Text excerpt >>
[start]

Deploy a Production Ready Kubernetes Cluster

Kubernetes Logo

If you have questions, check the documentation at kubespray.io and join us on the kubernetes slack, channel #kubespray. You can get your invite here

  • Can be deployed on AWS, GCE, Azure, OpenStack, vSphere, Equinix Metal (bare metal), Oracle Cloud Infrastructure (Experimental), or Baremetal
  • Highly available cluster
  • Composable (Choice of the network plugin for instance)
  • Supports most popular Linux distributions
  • Continuous integration tests

Quick Start

To deploy the cluster you can use :

Ansible

Usage

Install Ansible according to Ansible installation guide then run the following steps:

# Copy ``inventory/sample`` as ``inventory/mycluster``
cp -rfp inventory/sample inventory/mycluster

# Update Ansible inventory file with inventory builder
declare -a IPS=(10.10.1.3 10.10.1.4 10.10.1.5)
CONFIG_FILE=inventory/mycluster/hosts.yaml python3 contrib/inventory_builder/inventory.py ${IPS[@]}

# Review and change parameters under ``inventory/mycluster/group_vars``
cat inventory/mycluster/group_vars/all/all.yml
cat inventory/mycluster/group_vars/k8s_cluster/k8s-cluster.yml

# Deploy Kubespray with Ansible Playbook - run the playbook as root
# The option `--become` is required, as for example writing SSL keys in /etc/,
# installing packages and interacting with various systemd daemons.
# Without --become the playbook will fail to run!
ansible-playbook -i inventory/mycluster/hosts.yaml  --become --become-user=root cluster.yml

Note: When Ansible is already installed via system packages on the control machine, other python packages installed via sudo pip install -r requirements.txt will go to a different directory tree (e.g. /usr/local/lib/python2.7/dist-packages on Ubuntu) from Ansible's (e.g. /usr/lib/python2.7/dist-packages/ansible still on Ubuntu). As a consequence, ansible-playbook command will fail with:

ERROR! no action detected in task. This often indicates a misspelled module name, or incorrect module path.

probably pointing on a task depending on a module present in requirements.txt.

One way of solving this would be to uninstall the Ansible package and then, to install it via pip but it is not always possible. A workaround consists of setting ANSIBLE_LIBRARY and ANSIBLE_MODULE_UTILS environment variables respectively to the ansible/modules and ansible/module_utils subdirectories of pip packages installation location, which can be found in the Location field of the output of pip show [package] before executing ansible-playbook.

[end]

Raw records >>
[start]

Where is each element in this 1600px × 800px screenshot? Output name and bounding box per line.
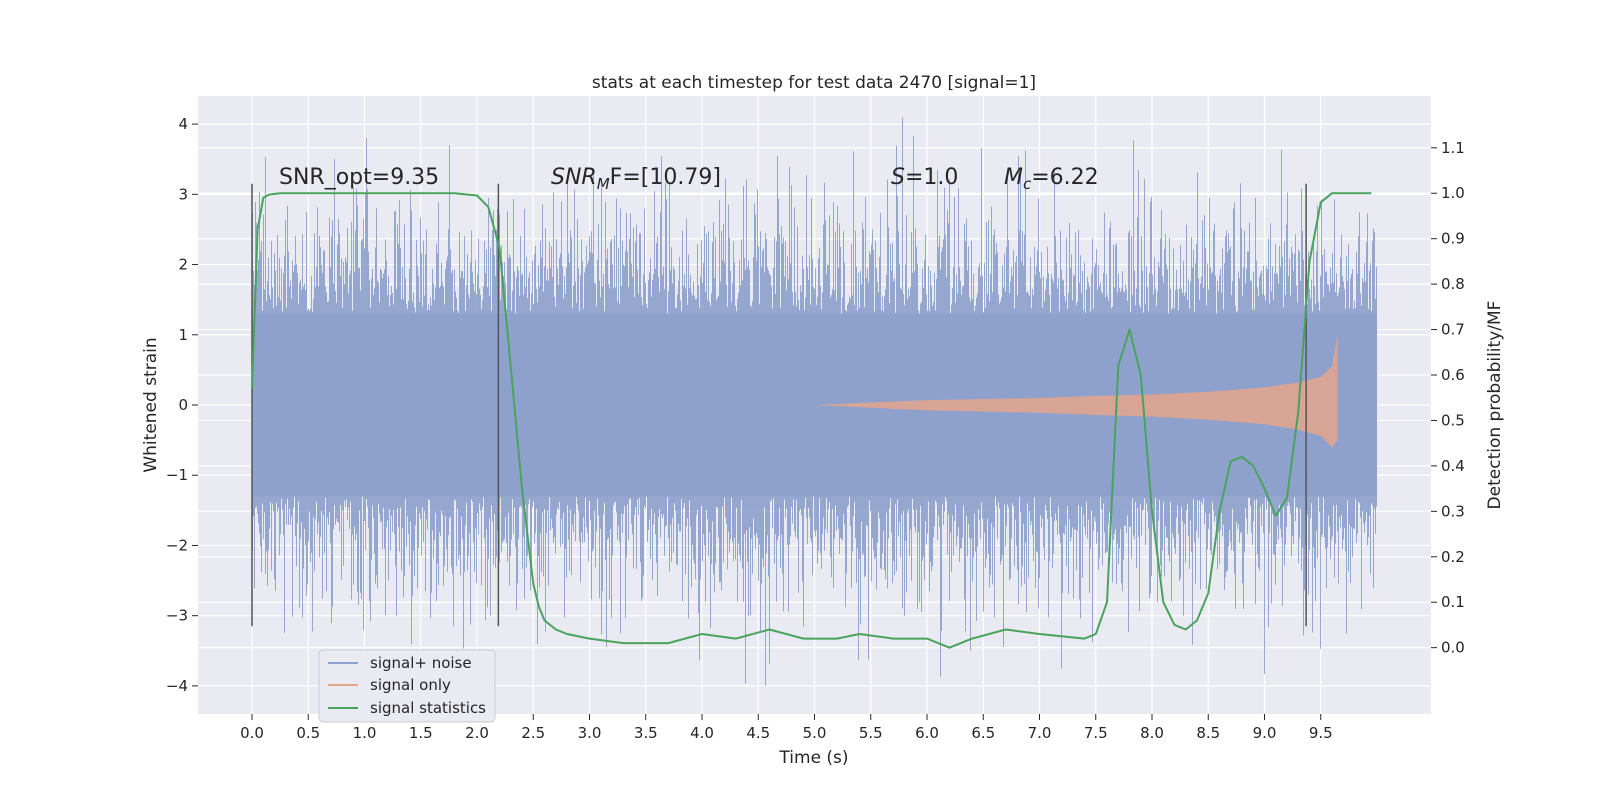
y2-axis-ticks: 1.1 1.0 0.9 0.8 0.7 0.6 0.5 0.4 0.3 0.2 0.1 0.0 (1431, 139, 1465, 657)
tick-label-y2: 0.9 (1441, 230, 1465, 248)
tick-label-x: 8.5 (1196, 724, 1220, 742)
tick-label-x: 9.0 (1253, 724, 1277, 742)
annotation-mc: Mc=6.22 (1004, 165, 1099, 193)
signal-envelope (814, 334, 1338, 448)
y2-axis-label: Detection probability/MF (1485, 301, 1505, 510)
tick-label-y: 0 (178, 396, 188, 414)
tick-label-x: 6.0 (915, 724, 939, 742)
tick-label-y: −2 (166, 536, 188, 554)
tick-label-x: 3.5 (634, 724, 658, 742)
x-axis-label: Time (s) (778, 748, 848, 768)
tick-label-y2: 0.6 (1441, 366, 1465, 384)
tick-label-x: 9.5 (1309, 724, 1333, 742)
tick-label-x: 7.5 (1084, 724, 1108, 742)
tick-label-x: 8.0 (1140, 724, 1164, 742)
tick-label-y2: 1.0 (1441, 184, 1465, 202)
tick-label-x: 1.5 (409, 724, 433, 742)
statistics-line (251, 192, 1372, 649)
tick-label-x: 2.0 (465, 724, 489, 742)
tick-label-x: 4.5 (746, 724, 770, 742)
tick-label-y: 1 (178, 326, 188, 344)
tick-label-x: 5.5 (859, 724, 883, 742)
tick-label-x: 6.5 (971, 724, 995, 742)
tick-label-y2: 0.0 (1441, 639, 1465, 657)
tick-label-y2: 1.1 (1441, 139, 1465, 157)
tick-label-y: −4 (166, 677, 188, 695)
series-signal-only (814, 334, 1338, 448)
y-axis-label: Whitened strain (141, 337, 161, 472)
annotation-snr-mf: SNRMF=[10.79] (551, 165, 721, 193)
tick-label-x: 0.0 (240, 724, 264, 742)
legend: signal+ noise signal only signal statist… (318, 649, 496, 723)
tick-label-x: 0.5 (296, 724, 320, 742)
tick-label-x: 1.0 (353, 724, 377, 742)
legend-label-noise: signal+ noise (370, 654, 472, 672)
legend-box (318, 649, 496, 723)
legend-label-signal: signal only (370, 676, 451, 694)
tick-label-x: 7.0 (1028, 724, 1052, 742)
y-axis-ticks: 4 3 2 1 0 −1 −2 −3 −4 (166, 115, 198, 695)
chart-title: stats at each timestep for test data 247… (592, 73, 1036, 93)
tick-label-y2: 0.2 (1441, 548, 1465, 566)
x-axis-ticks: 0.0 0.5 1.0 1.5 2.0 2.5 3.0 3.5 4.0 4.5 5.0 5.5 6.0 6… (240, 714, 1333, 742)
legend-label-statistics: signal statistics (370, 699, 486, 717)
tick-label-y2: 0.3 (1441, 502, 1465, 520)
annotation-s: S=1.0 (891, 165, 958, 190)
series-signal-statistics (251, 192, 1372, 649)
tick-label-y: 2 (178, 256, 188, 274)
tick-label-x: 4.0 (690, 724, 714, 742)
annotation-snr-opt: SNR_opt=9.35 (279, 165, 439, 190)
tick-label-x: 3.0 (578, 724, 602, 742)
tick-label-x: 2.5 (521, 724, 545, 742)
tick-label-y2: 0.1 (1441, 593, 1465, 611)
vertical-markers (251, 183, 1307, 627)
tick-label-x: 5.0 (803, 724, 827, 742)
tick-label-y: −3 (166, 607, 188, 625)
tick-label-y2: 0.7 (1441, 321, 1465, 339)
tick-label-y2: 0.4 (1441, 457, 1465, 475)
tick-label-y2: 0.8 (1441, 275, 1465, 293)
tick-label-y2: 0.5 (1441, 411, 1465, 429)
tick-label-y: 3 (178, 185, 188, 203)
tick-label-y: 4 (178, 115, 188, 133)
tick-label-y: −1 (166, 466, 188, 484)
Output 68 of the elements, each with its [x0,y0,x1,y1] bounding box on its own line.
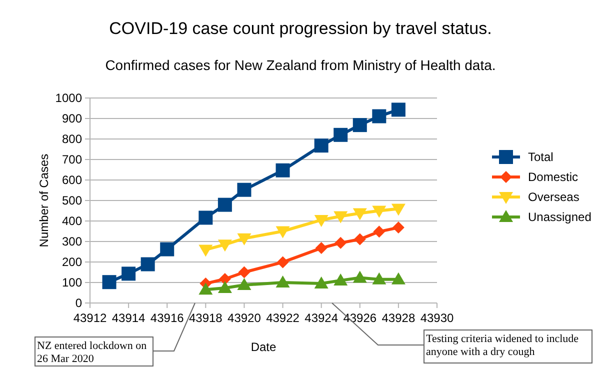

[end]

Directions for this task >>
Continue the Kubespray cluster deployment guide, starting after its last sentence.

Exercise output >>
A simple way to ensure you get all the correct version of Ansible is to use the pre-built docker image from Quay. You will then need to use bind mounts to get the inventory and ssh key into the container, like this:

docker pull quay.io/kubespray/kubespray:v2.19.0
docker run --rm -it --mount type=bind,source="$(pwd)"/inventory/sample,dst=/inventory \
  --mount type=bind,source="${HOME}"/.ssh/id_rsa,dst=/root/.ssh/id_rsa \
  quay.io/kubespray/kubespray:v2.19.0 bash
# Inside the container you may now run the kubespray playbooks:
ansible-playbook -i /inventory/inventory.ini --private-key /root/.ssh/id_rsa cluster.yml

Vagrant

For Vagrant we need to install python dependencies for provisioning tasks. Check if Python and pip are installed:

python -V && pip -V

If this returns the version of the software, you're good to go. If not, download and install Python from here https://www.python.org/downloads/source/

Install Ansible according to Ansible installation guide then run the following step:

vagrant up

Documents

Supported Linux Distributions

  • Flatcar Container Linux by Kinvolk
  • Debian Bullseye, Buster, Jessie, Stretch
  • Ubuntu 16.04, 18.04, 20.04
  • CentOS/RHEL 7, 8
  • Fedora 34, 35
  • Fedora CoreOS (see fcos Note)
  • openSUSE Leap 15.x/Tumbleweed
  • Oracle Linux 7, 8
  • Alma Linux 8
  • Rocky Linux 8
  • Amazon Linux 2 (experimental: see amazon linux notes)

Note: Upstart/SysV init based OS types are not supported.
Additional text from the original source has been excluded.